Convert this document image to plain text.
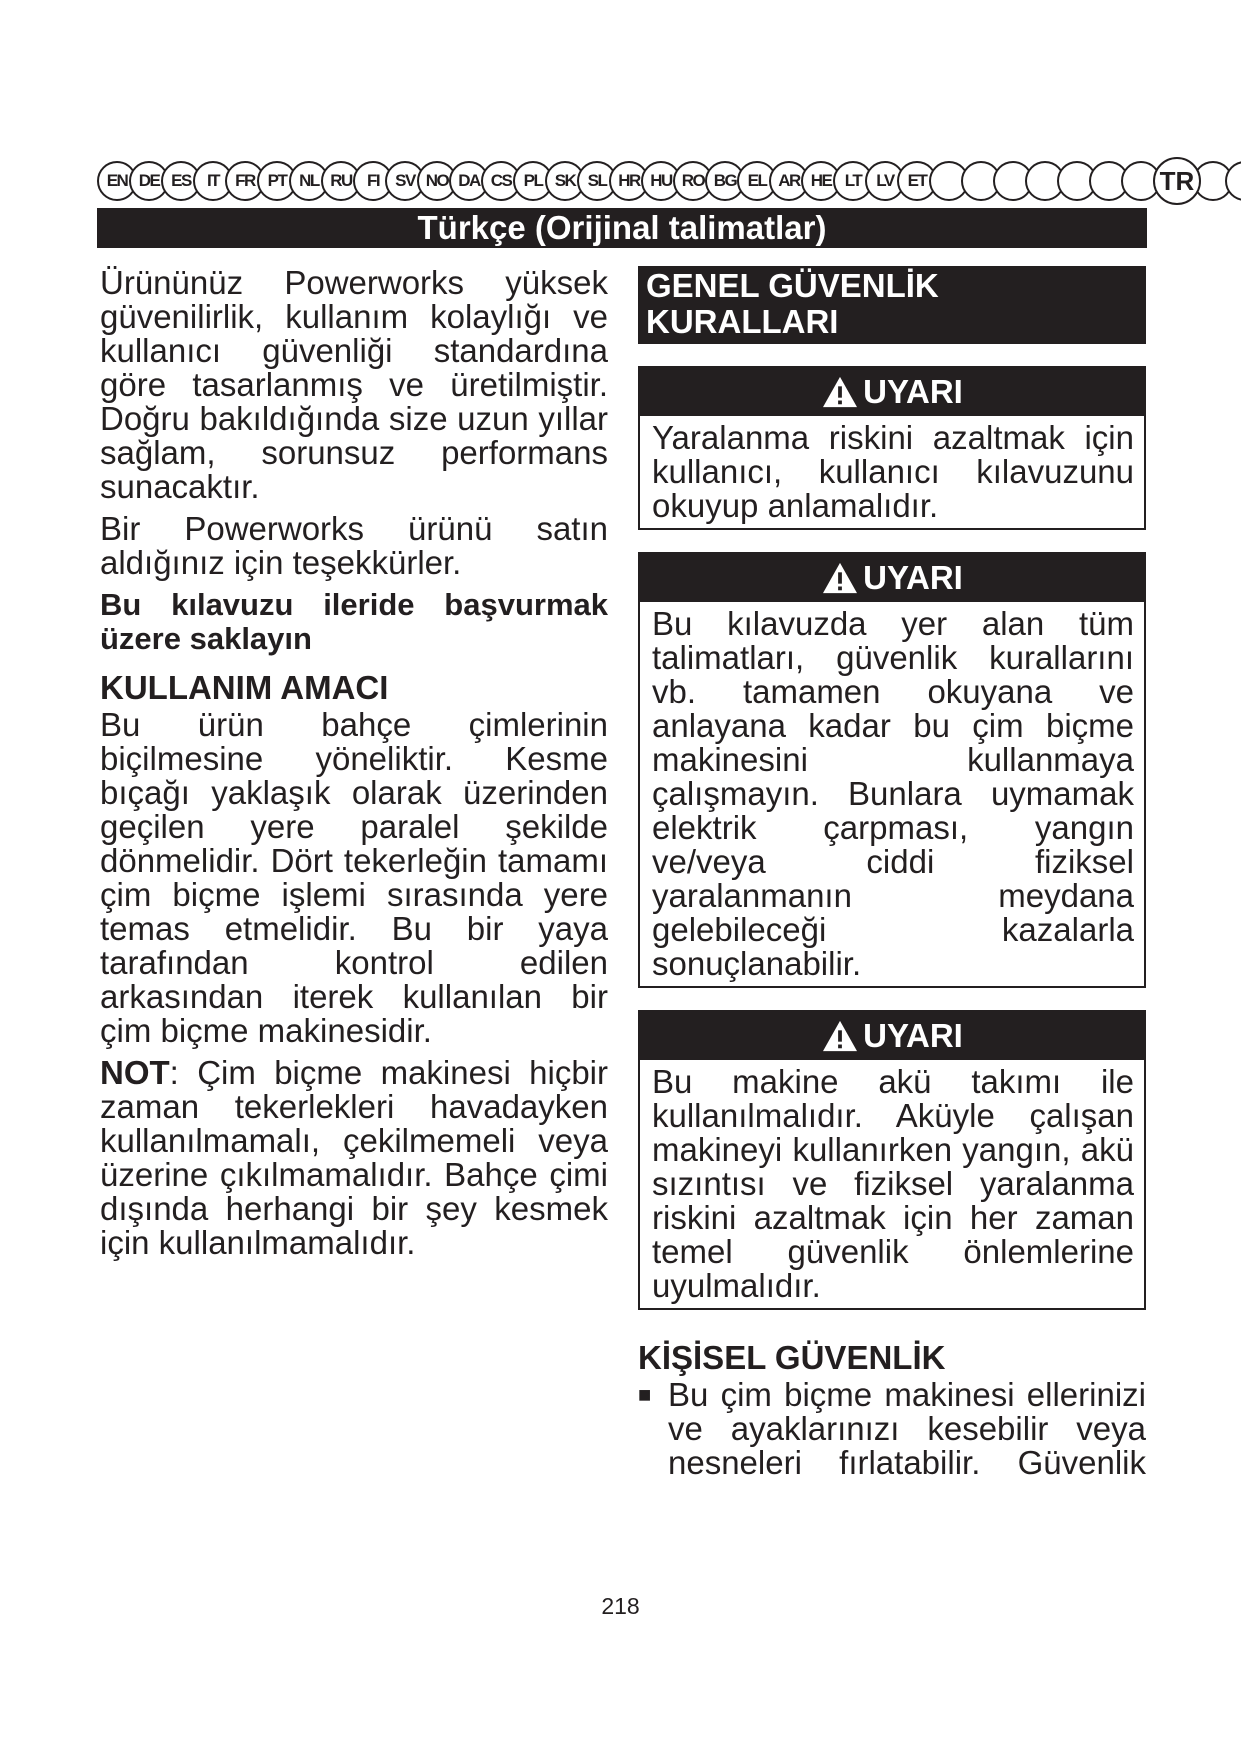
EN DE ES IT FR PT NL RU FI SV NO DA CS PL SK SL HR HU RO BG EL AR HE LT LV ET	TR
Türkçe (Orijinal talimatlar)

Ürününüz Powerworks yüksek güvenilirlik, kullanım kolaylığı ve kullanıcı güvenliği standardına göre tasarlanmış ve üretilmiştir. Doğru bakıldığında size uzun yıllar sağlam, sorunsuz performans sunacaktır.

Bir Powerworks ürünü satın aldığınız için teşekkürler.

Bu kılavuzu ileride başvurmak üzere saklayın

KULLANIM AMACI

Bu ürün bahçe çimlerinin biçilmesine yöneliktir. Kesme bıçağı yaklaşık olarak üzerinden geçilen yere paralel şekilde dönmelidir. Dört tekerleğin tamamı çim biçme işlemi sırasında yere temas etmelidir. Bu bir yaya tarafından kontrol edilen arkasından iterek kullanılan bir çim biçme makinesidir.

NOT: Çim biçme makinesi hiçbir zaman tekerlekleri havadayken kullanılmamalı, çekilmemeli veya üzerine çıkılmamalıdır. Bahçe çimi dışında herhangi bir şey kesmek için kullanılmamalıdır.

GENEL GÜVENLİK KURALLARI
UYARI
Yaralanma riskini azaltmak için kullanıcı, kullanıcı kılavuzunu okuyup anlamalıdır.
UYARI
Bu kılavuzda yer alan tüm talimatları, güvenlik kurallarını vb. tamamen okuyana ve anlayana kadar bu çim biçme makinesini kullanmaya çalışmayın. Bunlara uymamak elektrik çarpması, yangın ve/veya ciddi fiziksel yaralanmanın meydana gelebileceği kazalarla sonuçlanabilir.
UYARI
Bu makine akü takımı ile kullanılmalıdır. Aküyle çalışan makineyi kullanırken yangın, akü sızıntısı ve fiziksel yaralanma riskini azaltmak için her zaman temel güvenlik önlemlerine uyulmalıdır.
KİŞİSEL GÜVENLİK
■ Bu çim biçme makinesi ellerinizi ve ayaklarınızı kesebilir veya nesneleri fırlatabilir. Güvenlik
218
━━━━━━━━━━━━━━━━━━━━
Exercise brief >> Copy out every line where the word "riskini" occurs.

Answer to this problem >>
Yaralanma riskini azaltmak için kullanıcı, kullanıcı kılavuzunu okuyup anlamalıdır.
Bu makine akü takımı ile kullanılmalıdır. Aküyle çalışan makineyi kullanırken yangın, akü sızıntısı ve fiziksel yaralanma riskini azaltmak için her zaman temel güvenlik önlemlerine uyulmalıdır.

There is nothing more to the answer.